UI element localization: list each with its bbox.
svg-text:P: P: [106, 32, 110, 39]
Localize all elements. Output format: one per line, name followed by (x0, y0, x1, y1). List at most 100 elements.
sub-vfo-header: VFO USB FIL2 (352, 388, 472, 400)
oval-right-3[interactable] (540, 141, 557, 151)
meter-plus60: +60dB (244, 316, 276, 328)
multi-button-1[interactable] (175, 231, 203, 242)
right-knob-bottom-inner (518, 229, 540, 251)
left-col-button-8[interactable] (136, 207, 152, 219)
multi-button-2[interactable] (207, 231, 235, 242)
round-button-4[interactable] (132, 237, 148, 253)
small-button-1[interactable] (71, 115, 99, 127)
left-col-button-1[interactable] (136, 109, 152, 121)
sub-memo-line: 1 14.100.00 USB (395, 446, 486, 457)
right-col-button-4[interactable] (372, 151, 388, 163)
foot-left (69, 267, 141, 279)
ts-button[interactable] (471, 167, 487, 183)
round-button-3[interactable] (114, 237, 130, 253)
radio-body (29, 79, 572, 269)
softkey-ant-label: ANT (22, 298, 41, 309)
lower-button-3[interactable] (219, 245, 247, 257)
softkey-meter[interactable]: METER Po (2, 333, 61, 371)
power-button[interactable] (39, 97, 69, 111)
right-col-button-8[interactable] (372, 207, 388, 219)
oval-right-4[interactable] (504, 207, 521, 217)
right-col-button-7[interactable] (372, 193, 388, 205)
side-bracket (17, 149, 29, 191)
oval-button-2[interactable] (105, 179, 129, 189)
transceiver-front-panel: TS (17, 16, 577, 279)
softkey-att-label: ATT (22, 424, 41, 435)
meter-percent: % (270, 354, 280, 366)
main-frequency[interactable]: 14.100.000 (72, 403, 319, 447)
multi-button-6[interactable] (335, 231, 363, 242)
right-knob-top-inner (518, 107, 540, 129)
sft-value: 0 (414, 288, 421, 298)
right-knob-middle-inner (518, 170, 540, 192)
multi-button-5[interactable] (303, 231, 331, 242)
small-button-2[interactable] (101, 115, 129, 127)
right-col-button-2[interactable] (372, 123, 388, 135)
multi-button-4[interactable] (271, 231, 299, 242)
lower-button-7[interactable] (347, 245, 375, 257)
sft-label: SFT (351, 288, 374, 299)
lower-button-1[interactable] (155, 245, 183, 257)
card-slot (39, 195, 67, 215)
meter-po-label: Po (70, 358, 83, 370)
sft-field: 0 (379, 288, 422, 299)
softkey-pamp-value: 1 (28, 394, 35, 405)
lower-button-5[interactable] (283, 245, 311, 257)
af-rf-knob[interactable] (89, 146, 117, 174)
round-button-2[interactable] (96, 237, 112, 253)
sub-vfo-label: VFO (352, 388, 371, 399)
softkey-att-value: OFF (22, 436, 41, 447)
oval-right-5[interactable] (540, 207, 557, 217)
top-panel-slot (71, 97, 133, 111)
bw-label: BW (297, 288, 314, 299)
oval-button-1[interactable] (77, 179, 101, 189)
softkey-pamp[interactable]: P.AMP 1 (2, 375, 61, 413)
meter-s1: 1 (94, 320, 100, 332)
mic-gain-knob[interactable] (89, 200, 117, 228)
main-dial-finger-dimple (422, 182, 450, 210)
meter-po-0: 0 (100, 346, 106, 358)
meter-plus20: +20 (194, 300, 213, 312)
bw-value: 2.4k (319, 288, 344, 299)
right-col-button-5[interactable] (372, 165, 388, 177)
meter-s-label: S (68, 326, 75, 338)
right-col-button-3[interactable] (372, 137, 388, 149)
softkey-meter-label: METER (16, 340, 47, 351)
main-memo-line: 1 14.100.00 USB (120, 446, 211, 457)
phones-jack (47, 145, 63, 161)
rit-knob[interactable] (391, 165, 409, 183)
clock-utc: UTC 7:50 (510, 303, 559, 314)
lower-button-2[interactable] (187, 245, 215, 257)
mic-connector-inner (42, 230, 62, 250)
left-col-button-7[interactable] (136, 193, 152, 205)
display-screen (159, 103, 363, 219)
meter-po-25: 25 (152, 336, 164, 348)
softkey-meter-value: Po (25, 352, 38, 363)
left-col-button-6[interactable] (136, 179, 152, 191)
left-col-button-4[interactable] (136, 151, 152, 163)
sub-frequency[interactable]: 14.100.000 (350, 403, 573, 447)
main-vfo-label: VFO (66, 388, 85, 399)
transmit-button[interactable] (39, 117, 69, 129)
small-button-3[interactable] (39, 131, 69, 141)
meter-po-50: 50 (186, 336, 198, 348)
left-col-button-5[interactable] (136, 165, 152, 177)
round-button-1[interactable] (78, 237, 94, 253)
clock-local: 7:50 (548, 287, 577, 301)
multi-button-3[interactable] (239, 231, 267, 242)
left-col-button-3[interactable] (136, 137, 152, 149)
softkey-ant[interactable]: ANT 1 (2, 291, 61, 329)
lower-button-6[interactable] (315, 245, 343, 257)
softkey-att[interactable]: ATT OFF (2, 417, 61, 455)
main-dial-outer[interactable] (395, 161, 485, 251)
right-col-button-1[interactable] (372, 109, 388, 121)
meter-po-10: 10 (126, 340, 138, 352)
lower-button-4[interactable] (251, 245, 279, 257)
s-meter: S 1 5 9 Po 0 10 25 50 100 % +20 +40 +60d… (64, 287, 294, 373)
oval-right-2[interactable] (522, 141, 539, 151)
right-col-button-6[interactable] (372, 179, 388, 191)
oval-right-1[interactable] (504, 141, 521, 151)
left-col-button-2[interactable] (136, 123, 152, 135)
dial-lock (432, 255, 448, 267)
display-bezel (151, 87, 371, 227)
* * * * * * * * *
*TO BE DONE*
Copy every line of the records word for word, in the same order.

*REPLY*
UI element localization: list each with its bbox.
svg-text:P: P: [106, 32, 110, 39]
Localize all elements. Output format: one per line, name followed by (x0, y0, x1, y1). List at most 100 elements.
sub-vfo-header: VFO USB FIL2 (352, 388, 472, 400)
oval-right-3[interactable] (540, 141, 557, 151)
meter-plus60: +60dB (244, 316, 276, 328)
multi-button-1[interactable] (175, 231, 203, 242)
right-knob-bottom-inner (518, 229, 540, 251)
left-col-button-8[interactable] (136, 207, 152, 219)
multi-button-2[interactable] (207, 231, 235, 242)
round-button-4[interactable] (132, 237, 148, 253)
small-button-1[interactable] (71, 115, 99, 127)
left-col-button-1[interactable] (136, 109, 152, 121)
sub-memo-line: 1 14.100.00 USB (395, 446, 486, 457)
right-col-button-4[interactable] (372, 151, 388, 163)
foot-left (69, 267, 141, 279)
ts-button[interactable] (471, 167, 487, 183)
round-button-3[interactable] (114, 237, 130, 253)
radio-body (29, 79, 572, 269)
softkey-ant-label: ANT (22, 298, 41, 309)
lower-button-3[interactable] (219, 245, 247, 257)
softkey-meter[interactable]: METER Po (2, 333, 61, 371)
power-button[interactable] (39, 97, 69, 111)
right-col-button-8[interactable] (372, 207, 388, 219)
oval-right-4[interactable] (504, 207, 521, 217)
right-col-button-7[interactable] (372, 193, 388, 205)
side-bracket (17, 149, 29, 191)
oval-button-2[interactable] (105, 179, 129, 189)
transceiver-front-panel: TS (17, 16, 577, 279)
softkey-att-label: ATT (22, 424, 41, 435)
meter-percent: % (270, 354, 280, 366)
main-frequency[interactable]: 14.100.000 (72, 403, 319, 447)
multi-button-6[interactable] (335, 231, 363, 242)
right-knob-top-inner (518, 107, 540, 129)
sft-value: 0 (414, 288, 421, 298)
right-knob-middle-inner (518, 170, 540, 192)
multi-button-5[interactable] (303, 231, 331, 242)
small-button-2[interactable] (101, 115, 129, 127)
right-col-button-2[interactable] (372, 123, 388, 135)
multi-button-4[interactable] (271, 231, 299, 242)
lower-button-7[interactable] (347, 245, 375, 257)
sft-label: SFT (351, 288, 374, 299)
lower-button-1[interactable] (155, 245, 183, 257)
card-slot (39, 195, 67, 215)
meter-po-label: Po (70, 358, 83, 370)
sft-field: 0 (379, 288, 422, 299)
softkey-pamp-value: 1 (28, 394, 35, 405)
lower-button-5[interactable] (283, 245, 311, 257)
af-rf-knob[interactable] (89, 146, 117, 174)
round-button-2[interactable] (96, 237, 112, 253)
sub-vfo-label: VFO (352, 388, 371, 399)
softkey-att-value: OFF (22, 436, 41, 447)
oval-right-5[interactable] (540, 207, 557, 217)
top-panel-slot (71, 97, 133, 111)
bw-label: BW (297, 288, 314, 299)
oval-button-1[interactable] (77, 179, 101, 189)
softkey-pamp[interactable]: P.AMP 1 (2, 375, 61, 413)
meter-s1: 1 (94, 320, 100, 332)
mic-gain-knob[interactable] (89, 200, 117, 228)
main-dial-finger-dimple (422, 182, 450, 210)
meter-po-0: 0 (100, 346, 106, 358)
meter-plus20: +20 (194, 300, 213, 312)
bw-value: 2.4k (319, 288, 344, 299)
right-col-button-5[interactable] (372, 165, 388, 177)
meter-s-label: S (68, 326, 75, 338)
right-col-button-3[interactable] (372, 137, 388, 149)
softkey-meter-label: METER (16, 340, 47, 351)
main-memo-line: 1 14.100.00 USB (120, 446, 211, 457)
phones-jack (47, 145, 63, 161)
rit-knob[interactable] (391, 165, 409, 183)
clock-utc: UTC 7:50 (510, 303, 559, 314)
lower-button-2[interactable] (187, 245, 215, 257)
mic-connector-inner (42, 230, 62, 250)
left-col-button-7[interactable] (136, 193, 152, 205)
display-screen (159, 103, 363, 219)
meter-po-25: 25 (152, 336, 164, 348)
softkey-meter-value: Po (25, 352, 38, 363)
left-col-button-6[interactable] (136, 179, 152, 191)
left-col-button-4[interactable] (136, 151, 152, 163)
sub-frequency[interactable]: 14.100.000 (350, 403, 573, 447)
main-vfo-label: VFO (66, 388, 85, 399)
transmit-button[interactable] (39, 117, 69, 129)
small-button-3[interactable] (39, 131, 69, 141)
meter-po-50: 50 (186, 336, 198, 348)
left-col-button-5[interactable] (136, 165, 152, 177)
round-button-1[interactable] (78, 237, 94, 253)
clock-local: 7:50 (548, 287, 577, 301)
multi-button-3[interactable] (239, 231, 267, 242)
left-col-button-3[interactable] (136, 137, 152, 149)
softkey-ant[interactable]: ANT 1 (2, 291, 61, 329)
lower-button-6[interactable] (315, 245, 343, 257)
softkey-att[interactable]: ATT OFF (2, 417, 61, 455)
main-dial-outer[interactable] (395, 161, 485, 251)
right-col-button-1[interactable] (372, 109, 388, 121)
meter-po-10: 10 (126, 340, 138, 352)
lower-button-4[interactable] (251, 245, 279, 257)
s-meter: S 1 5 9 Po 0 10 25 50 100 % +20 +40 +60d… (64, 287, 294, 373)
oval-right-2[interactable] (522, 141, 539, 151)
right-col-button-6[interactable] (372, 179, 388, 191)
oval-right-1[interactable] (504, 141, 521, 151)
left-col-button-2[interactable] (136, 123, 152, 135)
dial-lock (432, 255, 448, 267)
display-bezel (151, 87, 371, 227)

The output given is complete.